• **Goal**
Repeat everything in the material exactly.

• **Records for the exercise**
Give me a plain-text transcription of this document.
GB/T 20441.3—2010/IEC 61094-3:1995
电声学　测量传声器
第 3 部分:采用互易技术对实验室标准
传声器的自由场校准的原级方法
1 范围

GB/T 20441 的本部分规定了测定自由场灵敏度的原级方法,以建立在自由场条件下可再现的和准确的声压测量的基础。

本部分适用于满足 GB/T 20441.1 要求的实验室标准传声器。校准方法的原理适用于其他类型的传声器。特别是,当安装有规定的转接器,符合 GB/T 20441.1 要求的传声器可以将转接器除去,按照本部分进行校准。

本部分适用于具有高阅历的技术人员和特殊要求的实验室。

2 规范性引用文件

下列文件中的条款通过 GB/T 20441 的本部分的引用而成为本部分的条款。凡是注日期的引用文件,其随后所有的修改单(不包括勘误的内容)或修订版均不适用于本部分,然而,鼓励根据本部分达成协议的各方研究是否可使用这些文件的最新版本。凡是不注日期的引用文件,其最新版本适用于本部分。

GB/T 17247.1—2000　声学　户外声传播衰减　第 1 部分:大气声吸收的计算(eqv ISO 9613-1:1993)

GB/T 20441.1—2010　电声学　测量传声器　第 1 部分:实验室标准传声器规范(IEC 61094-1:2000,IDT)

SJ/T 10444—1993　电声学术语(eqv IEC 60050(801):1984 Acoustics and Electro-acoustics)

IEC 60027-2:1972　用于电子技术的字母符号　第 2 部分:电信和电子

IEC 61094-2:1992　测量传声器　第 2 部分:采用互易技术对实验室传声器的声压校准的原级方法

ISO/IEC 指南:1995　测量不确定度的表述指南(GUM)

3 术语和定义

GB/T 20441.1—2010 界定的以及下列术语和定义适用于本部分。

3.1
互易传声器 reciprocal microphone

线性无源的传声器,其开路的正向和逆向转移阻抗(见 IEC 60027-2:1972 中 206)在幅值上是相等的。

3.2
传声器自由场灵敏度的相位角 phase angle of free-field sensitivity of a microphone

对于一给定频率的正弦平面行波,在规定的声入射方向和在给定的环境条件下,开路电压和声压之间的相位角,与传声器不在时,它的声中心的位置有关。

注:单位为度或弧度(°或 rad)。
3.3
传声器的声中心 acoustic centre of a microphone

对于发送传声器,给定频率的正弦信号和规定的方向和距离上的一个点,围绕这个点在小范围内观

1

• **Response to the exercise**
Give me a plain-text transcription of this document.
GB/T 20441.3—2010/IEC 61094-3:1995
电声学　测量传声器
第 3 部分:采用互易技术对实验室标准
传声器的自由场校准的原级方法
1 范围

GB/T 20441 的本部分规定了测定自由场灵敏度的原级方法,以建立在自由场条件下可再现的和准确的声压测量的基础。

本部分适用于满足 GB/T 20441.1 要求的实验室标准传声器。校准方法的原理适用于其他类型的传声器。特别是,当安装有规定的转接器,符合 GB/T 20441.1 要求的传声器可以将转接器除去,按照本部分进行校准。

本部分适用于具有高阅历的技术人员和特殊要求的实验室。

2 规范性引用文件

下列文件中的条款通过 GB/T 20441 的本部分的引用而成为本部分的条款。凡是注日期的引用文件,其随后所有的修改单(不包括勘误的内容)或修订版均不适用于本部分,然而,鼓励根据本部分达成协议的各方研究是否可使用这些文件的最新版本。凡是不注日期的引用文件,其最新版本适用于本部分。

GB/T 17247.1—2000　声学　户外声传播衰减　第 1 部分:大气声吸收的计算(eqv ISO 9613-1:1993)

GB/T 20441.1—2010　电声学　测量传声器　第 1 部分:实验室标准传声器规范(IEC 61094-1:2000,IDT)

SJ/T 10444—1993　电声学术语(eqv IEC 60050(801):1984 Acoustics and Electro-acoustics)

IEC 60027-2:1972　用于电子技术的字母符号　第 2 部分:电信和电子

IEC 61094-2:1992　测量传声器　第 2 部分:采用互易技术对实验室传声器的声压校准的原级方法

ISO/IEC 指南:1995　测量不确定度的表述指南(GUM)

3 术语和定义

GB/T 20441.1—2010 界定的以及下列术语和定义适用于本部分。

3.1
互易传声器 reciprocal microphone

线性无源的传声器,其开路的正向和逆向转移阻抗(见 IEC 60027-2:1972 中 206)在幅值上是相等的。

3.2
传声器自由场灵敏度的相位角 phase angle of free-field sensitivity of a microphone

对于一给定频率的正弦平面行波,在规定的声入射方向和在给定的环境条件下,开路电压和声压之间的相位角,与传声器不在时,它的声中心的位置有关。

注:单位为度或弧度(°或 rad)。
3.3
传声器的声中心 acoustic centre of a microphone

对于发送传声器,给定频率的正弦信号和规定的方向和距离上的一个点,围绕这个点在小范围内观

1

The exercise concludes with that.